**Exercise requirements**
Please reproduce every record, keeping each one exactly as written.
-- start of Provided data --
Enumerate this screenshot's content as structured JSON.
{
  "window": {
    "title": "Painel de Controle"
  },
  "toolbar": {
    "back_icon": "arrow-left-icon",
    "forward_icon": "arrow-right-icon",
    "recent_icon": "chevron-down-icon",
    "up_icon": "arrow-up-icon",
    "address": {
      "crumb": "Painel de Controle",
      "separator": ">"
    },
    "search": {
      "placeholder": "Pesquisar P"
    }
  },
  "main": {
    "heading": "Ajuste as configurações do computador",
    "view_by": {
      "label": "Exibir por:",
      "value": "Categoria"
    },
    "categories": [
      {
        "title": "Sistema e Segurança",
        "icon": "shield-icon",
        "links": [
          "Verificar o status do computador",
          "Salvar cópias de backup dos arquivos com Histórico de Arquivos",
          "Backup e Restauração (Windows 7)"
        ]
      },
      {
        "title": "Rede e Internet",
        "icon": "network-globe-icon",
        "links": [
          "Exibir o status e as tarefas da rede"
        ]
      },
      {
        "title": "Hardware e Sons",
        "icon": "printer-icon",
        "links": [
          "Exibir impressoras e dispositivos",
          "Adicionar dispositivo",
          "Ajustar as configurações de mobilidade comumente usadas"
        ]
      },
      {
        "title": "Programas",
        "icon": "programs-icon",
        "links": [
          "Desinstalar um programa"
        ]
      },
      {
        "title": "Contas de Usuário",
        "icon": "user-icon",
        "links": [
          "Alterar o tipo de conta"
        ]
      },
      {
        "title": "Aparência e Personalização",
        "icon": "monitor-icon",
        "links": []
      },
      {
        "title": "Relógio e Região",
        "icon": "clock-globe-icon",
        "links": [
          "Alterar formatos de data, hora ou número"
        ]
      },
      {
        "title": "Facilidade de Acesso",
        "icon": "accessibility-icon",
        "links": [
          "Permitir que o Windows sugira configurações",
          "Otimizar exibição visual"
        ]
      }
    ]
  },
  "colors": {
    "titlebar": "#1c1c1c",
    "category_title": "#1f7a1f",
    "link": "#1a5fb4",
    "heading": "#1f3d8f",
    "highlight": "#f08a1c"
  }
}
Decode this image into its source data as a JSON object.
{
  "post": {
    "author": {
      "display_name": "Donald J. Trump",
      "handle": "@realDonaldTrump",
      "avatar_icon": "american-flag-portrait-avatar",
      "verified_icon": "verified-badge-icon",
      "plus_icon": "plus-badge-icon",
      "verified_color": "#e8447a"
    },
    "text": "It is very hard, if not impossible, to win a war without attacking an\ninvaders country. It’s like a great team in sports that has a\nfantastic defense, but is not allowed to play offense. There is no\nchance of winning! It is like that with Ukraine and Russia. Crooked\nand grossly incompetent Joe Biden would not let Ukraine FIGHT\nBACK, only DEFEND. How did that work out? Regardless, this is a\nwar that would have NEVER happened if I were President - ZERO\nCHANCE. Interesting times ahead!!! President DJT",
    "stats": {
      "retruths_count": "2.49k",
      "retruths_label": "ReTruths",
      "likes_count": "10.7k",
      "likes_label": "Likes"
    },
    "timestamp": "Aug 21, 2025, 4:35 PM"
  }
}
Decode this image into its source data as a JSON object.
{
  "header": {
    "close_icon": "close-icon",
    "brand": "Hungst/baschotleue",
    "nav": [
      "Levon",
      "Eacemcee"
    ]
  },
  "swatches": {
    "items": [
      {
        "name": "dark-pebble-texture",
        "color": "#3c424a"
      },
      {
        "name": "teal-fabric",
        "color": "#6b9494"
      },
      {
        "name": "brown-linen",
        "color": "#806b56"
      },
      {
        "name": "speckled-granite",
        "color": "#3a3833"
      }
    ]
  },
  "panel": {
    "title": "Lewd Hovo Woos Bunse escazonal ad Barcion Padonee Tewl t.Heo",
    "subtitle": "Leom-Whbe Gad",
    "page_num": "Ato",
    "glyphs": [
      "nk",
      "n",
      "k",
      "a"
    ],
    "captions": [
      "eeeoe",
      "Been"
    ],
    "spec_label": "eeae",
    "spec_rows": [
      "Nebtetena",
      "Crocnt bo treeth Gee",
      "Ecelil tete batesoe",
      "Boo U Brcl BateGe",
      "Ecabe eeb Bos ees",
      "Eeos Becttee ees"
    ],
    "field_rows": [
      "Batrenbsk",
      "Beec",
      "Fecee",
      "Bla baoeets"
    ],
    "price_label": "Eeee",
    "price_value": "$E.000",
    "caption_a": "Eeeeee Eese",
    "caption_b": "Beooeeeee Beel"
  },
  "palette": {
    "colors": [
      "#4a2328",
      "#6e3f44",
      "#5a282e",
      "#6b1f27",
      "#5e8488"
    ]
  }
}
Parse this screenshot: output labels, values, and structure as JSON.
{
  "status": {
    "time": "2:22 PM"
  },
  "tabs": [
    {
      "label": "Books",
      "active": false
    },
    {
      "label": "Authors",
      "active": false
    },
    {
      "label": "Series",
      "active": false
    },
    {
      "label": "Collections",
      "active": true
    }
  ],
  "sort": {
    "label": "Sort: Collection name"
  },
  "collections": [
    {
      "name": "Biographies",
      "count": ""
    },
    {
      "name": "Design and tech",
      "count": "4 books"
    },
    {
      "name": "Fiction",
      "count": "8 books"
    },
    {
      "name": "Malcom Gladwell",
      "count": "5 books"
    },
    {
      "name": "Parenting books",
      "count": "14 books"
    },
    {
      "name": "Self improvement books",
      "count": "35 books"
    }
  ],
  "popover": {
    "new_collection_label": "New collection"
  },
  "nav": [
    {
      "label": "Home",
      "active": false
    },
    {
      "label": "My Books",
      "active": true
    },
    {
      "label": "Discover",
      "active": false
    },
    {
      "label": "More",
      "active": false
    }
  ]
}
-- end of Provided data --
**Solution to this problem**
Enumerate this screenshot's content as structured JSON.
{
  "window": {
    "title": "Painel de Controle"
  },
  "toolbar": {
    "back_icon": "arrow-left-icon",
    "forward_icon": "arrow-right-icon",
    "recent_icon": "chevron-down-icon",
    "up_icon": "arrow-up-icon",
    "address": {
      "crumb": "Painel de Controle",
      "separator": ">"
    },
    "search": {
      "placeholder": "Pesquisar P"
    }
  },
  "main": {
    "heading": "Ajuste as configurações do computador",
    "view_by": {
      "label": "Exibir por:",
      "value": "Categoria"
    },
    "categories": [
      {
        "title": "Sistema e Segurança",
        "icon": "shield-icon",
        "links": [
          "Verificar o status do computador",
          "Salvar cópias de backup dos arquivos com Histórico de Arquivos",
          "Backup e Restauração (Windows 7)"
        ]
      },
      {
        "title": "Rede e Internet",
        "icon": "network-globe-icon",
        "links": [
          "Exibir o status e as tarefas da rede"
        ]
      },
      {
        "title": "Hardware e Sons",
        "icon": "printer-icon",
        "links": [
          "Exibir impressoras e dispositivos",
          "Adicionar dispositivo",
          "Ajustar as configurações de mobilidade comumente usadas"
        ]
      },
      {
        "title": "Programas",
        "icon": "programs-icon",
        "links": [
          "Desinstalar um programa"
        ]
      },
      {
        "title": "Contas de Usuário",
        "icon": "user-icon",
        "links": [
          "Alterar o tipo de conta"
        ]
      },
      {
        "title": "Aparência e Personalização",
        "icon": "monitor-icon",
        "links": []
      },
      {
        "title": "Relógio e Região",
        "icon": "clock-globe-icon",
        "links": [
          "Alterar formatos de data, hora ou número"
        ]
      },
      {
        "title": "Facilidade de Acesso",
        "icon": "accessibility-icon",
        "links": [
          "Permitir que o Windows sugira configurações",
          "Otimizar exibição visual"
        ]
      }
    ]
  },
  "colors": {
    "titlebar": "#1c1c1c",
    "category_title": "#1f7a1f",
    "link": "#1a5fb4",
    "heading": "#1f3d8f",
    "highlight": "#f08a1c"
  }
}
Decode this image into its source data as a JSON object.
{
  "post": {
    "author": {
      "display_name": "Donald J. Trump",
      "handle": "@realDonaldTrump",
      "avatar_icon": "american-flag-portrait-avatar",
      "verified_icon": "verified-badge-icon",
      "plus_icon": "plus-badge-icon",
      "verified_color": "#e8447a"
    },
    "text": "It is very hard, if not impossible, to win a war without attacking an\ninvaders country. It’s like a great team in sports that has a\nfantastic defense, but is not allowed to play offense. There is no\nchance of winning! It is like that with Ukraine and Russia. Crooked\nand grossly incompetent Joe Biden would not let Ukraine FIGHT\nBACK, only DEFEND. How did that work out? Regardless, this is a\nwar that would have NEVER happened if I were President - ZERO\nCHANCE. Interesting times ahead!!! President DJT",
    "stats": {
      "retruths_count": "2.49k",
      "retruths_label": "ReTruths",
      "likes_count": "10.7k",
      "likes_label": "Likes"
    },
    "timestamp": "Aug 21, 2025, 4:35 PM"
  }
}
Decode this image into its source data as a JSON object.
{
  "header": {
    "close_icon": "close-icon",
    "brand": "Hungst/baschotleue",
    "nav": [
      "Levon",
      "Eacemcee"
    ]
  },
  "swatches": {
    "items": [
      {
        "name": "dark-pebble-texture",
        "color": "#3c424a"
      },
      {
        "name": "teal-fabric",
        "color": "#6b9494"
      },
      {
        "name": "brown-linen",
        "color": "#806b56"
      },
      {
        "name": "speckled-granite",
        "color": "#3a3833"
      }
    ]
  },
  "panel": {
    "title": "Lewd Hovo Woos Bunse escazonal ad Barcion Padonee Tewl t.Heo",
    "subtitle": "Leom-Whbe Gad",
    "page_num": "Ato",
    "glyphs": [
      "nk",
      "n",
      "k",
      "a"
    ],
    "captions": [
      "eeeoe",
      "Been"
    ],
    "spec_label": "eeae",
    "spec_rows": [
      "Nebtetena",
      "Crocnt bo treeth Gee",
      "Ecelil tete batesoe",
      "Boo U Brcl BateGe",
      "Ecabe eeb Bos ees",
      "Eeos Becttee ees"
    ],
    "field_rows": [
      "Batrenbsk",
      "Beec",
      "Fecee",
      "Bla baoeets"
    ],
    "price_label": "Eeee",
    "price_value": "$E.000",
    "caption_a": "Eeeeee Eese",
    "caption_b": "Beooeeeee Beel"
  },
  "palette": {
    "colors": [
      "#4a2328",
      "#6e3f44",
      "#5a282e",
      "#6b1f27",
      "#5e8488"
    ]
  }
}
Parse this screenshot: output labels, values, and structure as JSON.
{
  "status": {
    "time": "2:22 PM"
  },
  "tabs": [
    {
      "label": "Books",
      "active": false
    },
    {
      "label": "Authors",
      "active": false
    },
    {
      "label": "Series",
      "active": false
    },
    {
      "label": "Collections",
      "active": true
    }
  ],
  "sort": {
    "label": "Sort: Collection name"
  },
  "collections": [
    {
      "name": "Biographies",
      "count": ""
    },
    {
      "name": "Design and tech",
      "count": "4 books"
    },
    {
      "name": "Fiction",
      "count": "8 books"
    },
    {
      "name": "Malcom Gladwell",
      "count": "5 books"
    },
    {
      "name": "Parenting books",
      "count": "14 books"
    },
    {
      "name": "Self improvement books",
      "count": "35 books"
    }
  ],
  "popover": {
    "new_collection_label": "New collection"
  },
  "nav": [
    {
      "label": "Home",
      "active": false
    },
    {
      "label": "My Books",
      "active": true
    },
    {
      "label": "Discover",
      "active": false
    },
    {
      "label": "More",
      "active": false
    }
  ]
}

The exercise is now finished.